**Work instruction**
Each entry below should be printed exactly, with every image left out.

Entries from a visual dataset
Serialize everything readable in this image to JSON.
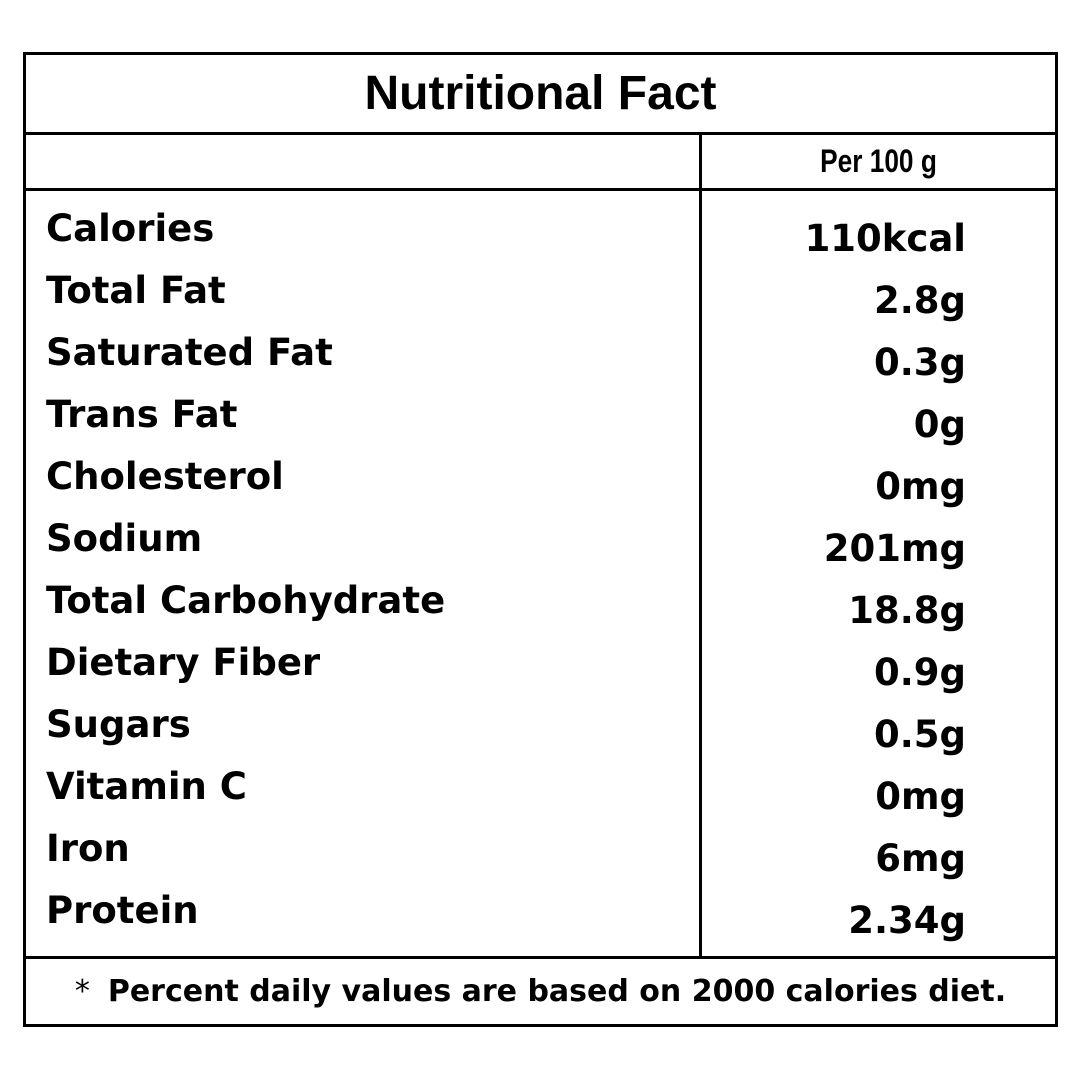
{
  "title": "Nutritional Fact",
  "column_header": "Per 100 g",
  "nutrients": [
    {
      "name": "Calories",
      "value": "110kcal"
    },
    {
      "name": "Total Fat",
      "value": "2.8g"
    },
    {
      "name": "Saturated Fat",
      "value": "0.3g"
    },
    {
      "name": "Trans Fat",
      "value": "0g"
    },
    {
      "name": "Cholesterol",
      "value": "0mg"
    },
    {
      "name": "Sodium",
      "value": "201mg"
    },
    {
      "name": "Total Carbohydrate",
      "value": "18.8g"
    },
    {
      "name": "Dietary Fiber",
      "value": "0.9g"
    },
    {
      "name": "Sugars",
      "value": "0.5g"
    },
    {
      "name": "Vitamin C",
      "value": "0mg"
    },
    {
      "name": "Iron",
      "value": "6mg"
    },
    {
      "name": "Protein",
      "value": "2.34g"
    }
  ],
  "footnote": {
    "marker": "*",
    "text": "Percent daily values are based on 2000 calories diet."
  }
}
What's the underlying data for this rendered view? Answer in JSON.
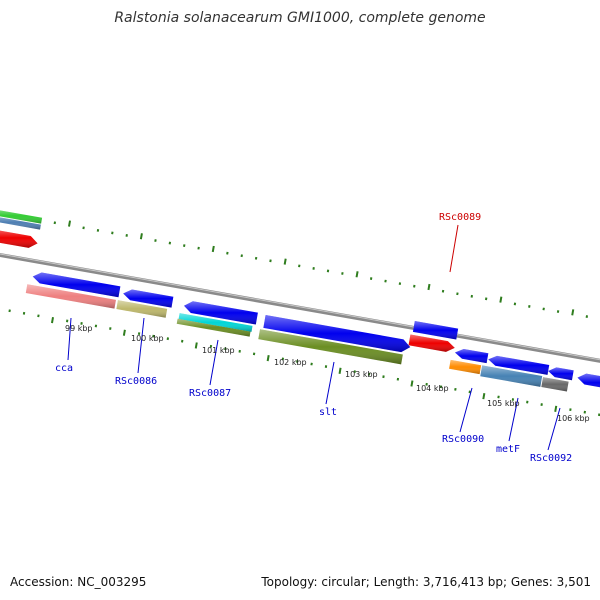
{
  "title": "Ralstonia solanacearum GMI1000, complete genome",
  "footer": {
    "accession": "Accession: NC_003295",
    "summary": "Topology: circular; Length: 3,716,413 bp; Genes: 3,501"
  },
  "colors": {
    "background": "#ffffff",
    "backbone": "#8a8a8a",
    "tick": "#2f7d1e",
    "label_default": "#0000cc",
    "label_highlight": "#cc0000"
  },
  "scale_labels": [
    "99 kbp",
    "100 kbp",
    "101 kbp",
    "102 kbp",
    "103 kbp",
    "104 kbp",
    "105 kbp",
    "106 kbp"
  ],
  "gene_labels": [
    {
      "text": "cca",
      "color": "#0000cc"
    },
    {
      "text": "RSc0086",
      "color": "#0000cc"
    },
    {
      "text": "RSc0087",
      "color": "#0000cc"
    },
    {
      "text": "slt",
      "color": "#0000cc"
    },
    {
      "text": "RSc0089",
      "color": "#cc0000"
    },
    {
      "text": "RSc0090",
      "color": "#0000cc"
    },
    {
      "text": "metF",
      "color": "#0000cc"
    },
    {
      "text": "RSc0092",
      "color": "#0000cc"
    }
  ],
  "features": [
    {
      "name": "green-bar",
      "strand": "+",
      "shape": "bar",
      "color": "#33cc33"
    },
    {
      "name": "steelblue-bar",
      "strand": "+",
      "shape": "bar",
      "color": "#4f7fb3"
    },
    {
      "name": "red-arrow-left",
      "strand": "+",
      "shape": "arrow-right",
      "color": "#ee0000"
    },
    {
      "name": "cca-arrow",
      "strand": "-",
      "shape": "arrow-left",
      "color": "#0000ee"
    },
    {
      "name": "cca-bar",
      "strand": "-",
      "shape": "bar",
      "color": "#ee7f7f"
    },
    {
      "name": "rsc0086-arrow",
      "strand": "-",
      "shape": "arrow-left",
      "color": "#0000ee"
    },
    {
      "name": "rsc0086-bar",
      "strand": "-",
      "shape": "bar",
      "color": "#bdb76b"
    },
    {
      "name": "rsc0087-arrow",
      "strand": "-",
      "shape": "arrow-left",
      "color": "#0000ee"
    },
    {
      "name": "rsc0087-cyan-bar",
      "strand": "-",
      "shape": "bar",
      "color": "#00d6d6"
    },
    {
      "name": "rsc0087-olive-bar",
      "strand": "-",
      "shape": "bar",
      "color": "#6b8e23"
    },
    {
      "name": "slt-arrow",
      "strand": "-",
      "shape": "arrow-right",
      "color": "#0000ee"
    },
    {
      "name": "slt-bar",
      "strand": "-",
      "shape": "bar",
      "color": "#6b8e23"
    },
    {
      "name": "rsc0089-arrow",
      "strand": "+",
      "shape": "bar",
      "color": "#0000ee"
    },
    {
      "name": "rsc0089-red-arrow",
      "strand": "+",
      "shape": "arrow-right",
      "color": "#ee0000"
    },
    {
      "name": "rsc0090-arrow",
      "strand": "-",
      "shape": "arrow-left",
      "color": "#0000ee"
    },
    {
      "name": "rsc0090-orange-bar",
      "strand": "-",
      "shape": "bar",
      "color": "#ff8c00"
    },
    {
      "name": "metf-arrow",
      "strand": "-",
      "shape": "arrow-left",
      "color": "#0000ee"
    },
    {
      "name": "metf-steelblue-bar",
      "strand": "-",
      "shape": "bar",
      "color": "#4682b4"
    },
    {
      "name": "rsc0092-arrow",
      "strand": "-",
      "shape": "arrow-left",
      "color": "#0000ee"
    },
    {
      "name": "rsc0092-gray-bar",
      "strand": "-",
      "shape": "bar",
      "color": "#696969"
    },
    {
      "name": "right-edge-arrow",
      "strand": "-",
      "shape": "arrow-left",
      "color": "#0000ee"
    }
  ]
}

**Your solution**
Serialize everything readable in this image to JSON.
{
  "title": "Nutritional Fact",
  "column_header": "Per 100 g",
  "nutrients": [
    {
      "name": "Calories",
      "value": "110kcal"
    },
    {
      "name": "Total Fat",
      "value": "2.8g"
    },
    {
      "name": "Saturated Fat",
      "value": "0.3g"
    },
    {
      "name": "Trans Fat",
      "value": "0g"
    },
    {
      "name": "Cholesterol",
      "value": "0mg"
    },
    {
      "name": "Sodium",
      "value": "201mg"
    },
    {
      "name": "Total Carbohydrate",
      "value": "18.8g"
    },
    {
      "name": "Dietary Fiber",
      "value": "0.9g"
    },
    {
      "name": "Sugars",
      "value": "0.5g"
    },
    {
      "name": "Vitamin C",
      "value": "0mg"
    },
    {
      "name": "Iron",
      "value": "6mg"
    },
    {
      "name": "Protein",
      "value": "2.34g"
    }
  ],
  "footnote": {
    "marker": "*",
    "text": "Percent daily values are based on 2000 calories diet."
  }
}
What's the underlying data for this rendered view? Answer in JSON.
{
  "title": "Ralstonia solanacearum GMI1000, complete genome",
  "footer": {
    "accession": "Accession: NC_003295",
    "summary": "Topology: circular; Length: 3,716,413 bp; Genes: 3,501"
  },
  "colors": {
    "background": "#ffffff",
    "backbone": "#8a8a8a",
    "tick": "#2f7d1e",
    "label_default": "#0000cc",
    "label_highlight": "#cc0000"
  },
  "scale_labels": [
    "99 kbp",
    "100 kbp",
    "101 kbp",
    "102 kbp",
    "103 kbp",
    "104 kbp",
    "105 kbp",
    "106 kbp"
  ],
  "gene_labels": [
    {
      "text": "cca",
      "color": "#0000cc"
    },
    {
      "text": "RSc0086",
      "color": "#0000cc"
    },
    {
      "text": "RSc0087",
      "color": "#0000cc"
    },
    {
      "text": "slt",
      "color": "#0000cc"
    },
    {
      "text": "RSc0089",
      "color": "#cc0000"
    },
    {
      "text": "RSc0090",
      "color": "#0000cc"
    },
    {
      "text": "metF",
      "color": "#0000cc"
    },
    {
      "text": "RSc0092",
      "color": "#0000cc"
    }
  ],
  "features": [
    {
      "name": "green-bar",
      "strand": "+",
      "shape": "bar",
      "color": "#33cc33"
    },
    {
      "name": "steelblue-bar",
      "strand": "+",
      "shape": "bar",
      "color": "#4f7fb3"
    },
    {
      "name": "red-arrow-left",
      "strand": "+",
      "shape": "arrow-right",
      "color": "#ee0000"
    },
    {
      "name": "cca-arrow",
      "strand": "-",
      "shape": "arrow-left",
      "color": "#0000ee"
    },
    {
      "name": "cca-bar",
      "strand": "-",
      "shape": "bar",
      "color": "#ee7f7f"
    },
    {
      "name": "rsc0086-arrow",
      "strand": "-",
      "shape": "arrow-left",
      "color": "#0000ee"
    },
    {
      "name": "rsc0086-bar",
      "strand": "-",
      "shape": "bar",
      "color": "#bdb76b"
    },
    {
      "name": "rsc0087-arrow",
      "strand": "-",
      "shape": "arrow-left",
      "color": "#0000ee"
    },
    {
      "name": "rsc0087-cyan-bar",
      "strand": "-",
      "shape": "bar",
      "color": "#00d6d6"
    },
    {
      "name": "rsc0087-olive-bar",
      "strand": "-",
      "shape": "bar",
      "color": "#6b8e23"
    },
    {
      "name": "slt-arrow",
      "strand": "-",
      "shape": "arrow-right",
      "color": "#0000ee"
    },
    {
      "name": "slt-bar",
      "strand": "-",
      "shape": "bar",
      "color": "#6b8e23"
    },
    {
      "name": "rsc0089-arrow",
      "strand": "+",
      "shape": "bar",
      "color": "#0000ee"
    },
    {
      "name": "rsc0089-red-arrow",
      "strand": "+",
      "shape": "arrow-right",
      "color": "#ee0000"
    },
    {
      "name": "rsc0090-arrow",
      "strand": "-",
      "shape": "arrow-left",
      "color": "#0000ee"
    },
    {
      "name": "rsc0090-orange-bar",
      "strand": "-",
      "shape": "bar",
      "color": "#ff8c00"
    },
    {
      "name": "metf-arrow",
      "strand": "-",
      "shape": "arrow-left",
      "color": "#0000ee"
    },
    {
      "name": "metf-steelblue-bar",
      "strand": "-",
      "shape": "bar",
      "color": "#4682b4"
    },
    {
      "name": "rsc0092-arrow",
      "strand": "-",
      "shape": "arrow-left",
      "color": "#0000ee"
    },
    {
      "name": "rsc0092-gray-bar",
      "strand": "-",
      "shape": "bar",
      "color": "#696969"
    },
    {
      "name": "right-edge-arrow",
      "strand": "-",
      "shape": "arrow-left",
      "color": "#0000ee"
    }
  ]
}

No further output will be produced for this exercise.